REQUIREMENT:
Continue the news article on Rashida Tlaib's primary win in Michigan's 13th District, beginning after its last sentence.

(TEXT SHOWN begins)

Progressive Congresswoman Rashida Tlaib was declared the winner in Michigan's 13th District on Wednesday morning after handily fending off a challenge from a more centrist candidate in Tuesday's Democratic Primary.
With 87% of precincts reporting, various news outlets called the race for Talib, a one-term incumbent, as she held an insurmountable and commanding lead against Detroit City Council President Brenda Jones, who Tlaib defeated by 1% two years ago in a more crowded field.
In a statement declaring victory, Tlaib declared that voters in her district had made clear they were "done waiting for transformative change, that they want an unapologetic fighter who will take on the status quo and win."
"We have a resounding mandate to put people before profits," said Tlaib. "Let it be known that in the 13th District, just like in communities across our country, we are done with establishment politics that put corporations first."
Headlines said I was the most vulnerable member of the Squad.
My community responded last night and said our Squad is big. It includes all who believe we must show up for each other and prioritize people over profits. It’s here to stay, and it’s only getting bigger.

(TEXT SHOWN ends)
(DATASET CONTENT begins)

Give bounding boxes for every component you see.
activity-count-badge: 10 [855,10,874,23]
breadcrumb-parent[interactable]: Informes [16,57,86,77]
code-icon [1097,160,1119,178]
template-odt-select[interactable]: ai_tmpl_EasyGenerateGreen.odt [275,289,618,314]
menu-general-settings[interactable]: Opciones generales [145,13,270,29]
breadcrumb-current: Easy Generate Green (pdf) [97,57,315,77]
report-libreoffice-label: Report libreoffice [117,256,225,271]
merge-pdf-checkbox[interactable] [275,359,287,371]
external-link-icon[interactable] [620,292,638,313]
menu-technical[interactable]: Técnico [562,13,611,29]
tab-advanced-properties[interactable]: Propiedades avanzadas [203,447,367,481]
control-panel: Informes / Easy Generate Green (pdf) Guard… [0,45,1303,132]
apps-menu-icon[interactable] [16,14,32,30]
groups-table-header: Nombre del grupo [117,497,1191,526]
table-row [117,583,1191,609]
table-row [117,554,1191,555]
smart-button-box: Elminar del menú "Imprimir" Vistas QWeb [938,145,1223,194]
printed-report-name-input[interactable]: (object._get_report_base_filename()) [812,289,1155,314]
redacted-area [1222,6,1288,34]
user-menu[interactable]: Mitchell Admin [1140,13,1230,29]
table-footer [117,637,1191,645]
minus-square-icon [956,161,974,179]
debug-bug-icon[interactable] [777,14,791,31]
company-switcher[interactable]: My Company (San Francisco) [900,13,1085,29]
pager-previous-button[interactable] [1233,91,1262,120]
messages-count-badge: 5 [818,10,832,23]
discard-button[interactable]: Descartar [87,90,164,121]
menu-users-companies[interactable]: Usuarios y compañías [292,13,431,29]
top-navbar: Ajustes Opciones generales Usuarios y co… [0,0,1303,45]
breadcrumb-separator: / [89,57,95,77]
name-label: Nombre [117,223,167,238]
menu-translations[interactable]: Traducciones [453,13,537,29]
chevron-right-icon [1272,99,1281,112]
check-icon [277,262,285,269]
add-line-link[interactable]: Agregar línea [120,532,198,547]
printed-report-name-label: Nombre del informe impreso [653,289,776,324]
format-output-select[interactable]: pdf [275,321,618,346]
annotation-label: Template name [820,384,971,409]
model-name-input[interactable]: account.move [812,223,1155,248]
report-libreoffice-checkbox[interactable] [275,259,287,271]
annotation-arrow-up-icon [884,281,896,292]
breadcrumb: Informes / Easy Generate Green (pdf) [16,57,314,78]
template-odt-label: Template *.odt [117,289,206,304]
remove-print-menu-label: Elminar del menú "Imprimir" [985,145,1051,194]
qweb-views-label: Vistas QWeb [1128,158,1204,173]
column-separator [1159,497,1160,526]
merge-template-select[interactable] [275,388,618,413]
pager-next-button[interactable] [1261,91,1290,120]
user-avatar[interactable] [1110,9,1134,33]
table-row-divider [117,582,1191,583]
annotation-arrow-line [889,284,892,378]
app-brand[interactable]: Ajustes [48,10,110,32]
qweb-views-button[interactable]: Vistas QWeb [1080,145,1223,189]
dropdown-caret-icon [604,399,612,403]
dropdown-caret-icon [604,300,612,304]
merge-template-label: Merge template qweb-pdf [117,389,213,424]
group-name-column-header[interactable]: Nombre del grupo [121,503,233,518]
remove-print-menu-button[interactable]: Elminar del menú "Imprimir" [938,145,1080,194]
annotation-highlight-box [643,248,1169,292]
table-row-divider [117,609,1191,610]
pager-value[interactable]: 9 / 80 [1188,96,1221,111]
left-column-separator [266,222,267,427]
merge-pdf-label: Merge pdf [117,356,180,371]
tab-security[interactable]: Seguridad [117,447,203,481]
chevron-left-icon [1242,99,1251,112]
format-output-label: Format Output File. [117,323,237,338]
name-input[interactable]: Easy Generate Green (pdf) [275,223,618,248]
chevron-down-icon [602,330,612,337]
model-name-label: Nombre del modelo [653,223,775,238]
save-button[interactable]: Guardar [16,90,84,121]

(DATASET CONTENT ends)

EXPECTED ANSWER:
— Rashida Tlaib (@RashidaTlaib) August 5, 2020
The congresswoman gave a nod to her fellow first-term Reps. Ayanna Pressley (D-Mass.), Ilhan Omar (D-Minn.), and Alexandria Ocasio-Cortez (D-N.Y.)— known collectively as "The Squad"—and the raft of other progressives who have upset centrist incumbents in primaries around the country.
"If I was considered the most vulnerable member of the Squad, I think it's safe to say the Squad is here to stay," Tlaib said, "and it's only getting bigger."
As the Associated Press reported:
The race was not just about an older establishment figure challenging a young, more liberal activist but also the racial dynamics in the district. The 60-year-old Jones, like more than half of the district's residents, is Black while Tlaib is Palestinian American.
Tlaib had a huge financial advantage over Jones, having raised more than $2 million. Jones was far outraised in 2018 but she almost won. The four other candidates backed Jones, while Tlaib was endorsed by unions, Bernie Sanders and House Speaker Nancy Pelosi.
"A dominant performance for the supposedly vulnerable incumbent," tweeted Politico's Tim Alberta.
Andrew E. Bryant, a 71-year-old Tlaib supporter, told AP that he backed Tlaib because she is "a fighter."
"I look at the person that I think is best qualified," said Bryant.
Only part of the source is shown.